▸ **EXERCISE AIM**: Can you output the material exactly as written, minus any pictures it holds?
-- start THE DATA --
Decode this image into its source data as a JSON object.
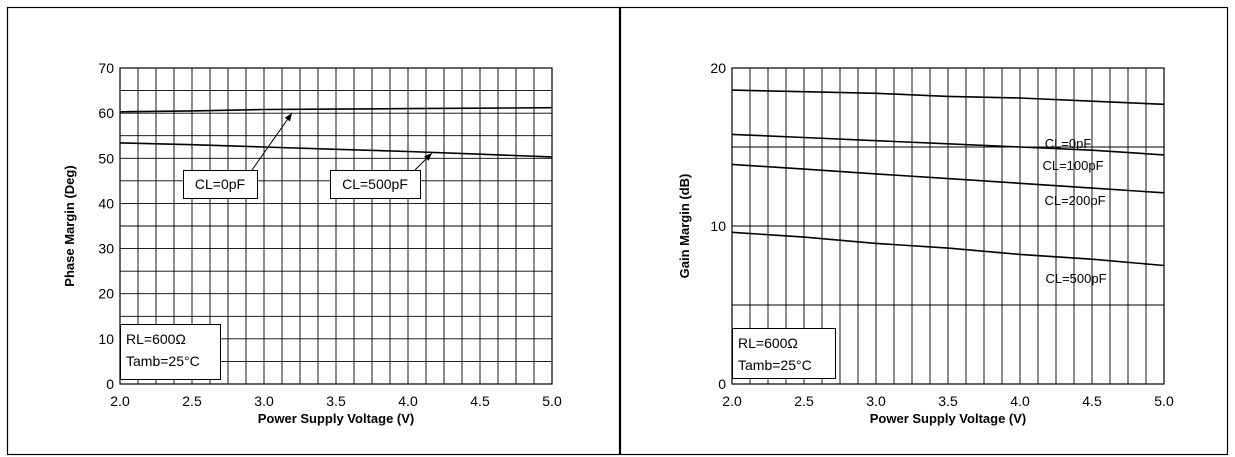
{
  "chart_data": [
    {
      "type": "line",
      "xlabel": "Power Supply Voltage (V)",
      "ylabel": "Phase Margin (Deg)",
      "xlim": [
        2.0,
        5.0
      ],
      "ylim": [
        0,
        70
      ],
      "x_ticks": [
        "2.0",
        "2.5",
        "3.0",
        "3.5",
        "4.0",
        "4.5",
        "5.0"
      ],
      "y_ticks": [
        "0",
        "10",
        "20",
        "30",
        "40",
        "50",
        "60",
        "70"
      ],
      "grid": true,
      "conditions": [
        "RL=600Ω",
        "Tamb=25°C"
      ],
      "series": [
        {
          "name": "CL=0pF",
          "x": [
            2.0,
            2.5,
            3.0,
            3.5,
            4.0,
            4.5,
            5.0
          ],
          "y": [
            60.3,
            60.5,
            60.8,
            60.9,
            61.0,
            61.1,
            61.2
          ]
        },
        {
          "name": "CL=500pF",
          "x": [
            2.0,
            2.5,
            3.0,
            3.5,
            4.0,
            4.5,
            5.0
          ],
          "y": [
            53.4,
            53.0,
            52.5,
            52.0,
            51.5,
            50.9,
            50.3
          ]
        }
      ]
    },
    {
      "type": "line",
      "xlabel": "Power Supply Voltage (V)",
      "ylabel": "Gain Margin (dB)",
      "xlim": [
        2.0,
        5.0
      ],
      "ylim": [
        0,
        20
      ],
      "x_ticks": [
        "2.0",
        "2.5",
        "3.0",
        "3.5",
        "4.0",
        "4.5",
        "5.0"
      ],
      "y_ticks": [
        "0",
        "10",
        "20"
      ],
      "grid": true,
      "conditions": [
        "RL=600Ω",
        "Tamb=25°C"
      ],
      "series": [
        {
          "name": "CL=0pF",
          "x": [
            2.0,
            2.5,
            3.0,
            3.5,
            4.0,
            4.5,
            5.0
          ],
          "y": [
            18.6,
            18.5,
            18.4,
            18.2,
            18.1,
            17.9,
            17.7
          ]
        },
        {
          "name": "CL=100pF",
          "x": [
            2.0,
            2.5,
            3.0,
            3.5,
            4.0,
            4.5,
            5.0
          ],
          "y": [
            15.8,
            15.6,
            15.4,
            15.2,
            15.0,
            14.8,
            14.5
          ]
        },
        {
          "name": "CL=200pF",
          "x": [
            2.0,
            2.5,
            3.0,
            3.5,
            4.0,
            4.5,
            5.0
          ],
          "y": [
            13.9,
            13.6,
            13.3,
            13.0,
            12.7,
            12.4,
            12.1
          ]
        },
        {
          "name": "CL=500pF",
          "x": [
            2.0,
            2.5,
            3.0,
            3.5,
            4.0,
            4.5,
            5.0
          ],
          "y": [
            9.6,
            9.3,
            8.9,
            8.6,
            8.2,
            7.9,
            7.5
          ]
        }
      ]
    }
  ]
}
-- end THE DATA --
▸ **FULL RESPONSE**:
Decode this image into its source data as a JSON object.
{
  "chart_data": [
    {
      "type": "line",
      "xlabel": "Power Supply Voltage (V)",
      "ylabel": "Phase Margin (Deg)",
      "xlim": [
        2.0,
        5.0
      ],
      "ylim": [
        0,
        70
      ],
      "x_ticks": [
        "2.0",
        "2.5",
        "3.0",
        "3.5",
        "4.0",
        "4.5",
        "5.0"
      ],
      "y_ticks": [
        "0",
        "10",
        "20",
        "30",
        "40",
        "50",
        "60",
        "70"
      ],
      "grid": true,
      "conditions": [
        "RL=600Ω",
        "Tamb=25°C"
      ],
      "series": [
        {
          "name": "CL=0pF",
          "x": [
            2.0,
            2.5,
            3.0,
            3.5,
            4.0,
            4.5,
            5.0
          ],
          "y": [
            60.3,
            60.5,
            60.8,
            60.9,
            61.0,
            61.1,
            61.2
          ]
        },
        {
          "name": "CL=500pF",
          "x": [
            2.0,
            2.5,
            3.0,
            3.5,
            4.0,
            4.5,
            5.0
          ],
          "y": [
            53.4,
            53.0,
            52.5,
            52.0,
            51.5,
            50.9,
            50.3
          ]
        }
      ]
    },
    {
      "type": "line",
      "xlabel": "Power Supply Voltage (V)",
      "ylabel": "Gain Margin (dB)",
      "xlim": [
        2.0,
        5.0
      ],
      "ylim": [
        0,
        20
      ],
      "x_ticks": [
        "2.0",
        "2.5",
        "3.0",
        "3.5",
        "4.0",
        "4.5",
        "5.0"
      ],
      "y_ticks": [
        "0",
        "10",
        "20"
      ],
      "grid": true,
      "conditions": [
        "RL=600Ω",
        "Tamb=25°C"
      ],
      "series": [
        {
          "name": "CL=0pF",
          "x": [
            2.0,
            2.5,
            3.0,
            3.5,
            4.0,
            4.5,
            5.0
          ],
          "y": [
            18.6,
            18.5,
            18.4,
            18.2,
            18.1,
            17.9,
            17.7
          ]
        },
        {
          "name": "CL=100pF",
          "x": [
            2.0,
            2.5,
            3.0,
            3.5,
            4.0,
            4.5,
            5.0
          ],
          "y": [
            15.8,
            15.6,
            15.4,
            15.2,
            15.0,
            14.8,
            14.5
          ]
        },
        {
          "name": "CL=200pF",
          "x": [
            2.0,
            2.5,
            3.0,
            3.5,
            4.0,
            4.5,
            5.0
          ],
          "y": [
            13.9,
            13.6,
            13.3,
            13.0,
            12.7,
            12.4,
            12.1
          ]
        },
        {
          "name": "CL=500pF",
          "x": [
            2.0,
            2.5,
            3.0,
            3.5,
            4.0,
            4.5,
            5.0
          ],
          "y": [
            9.6,
            9.3,
            8.9,
            8.6,
            8.2,
            7.9,
            7.5
          ]
        }
      ]
    }
  ]
}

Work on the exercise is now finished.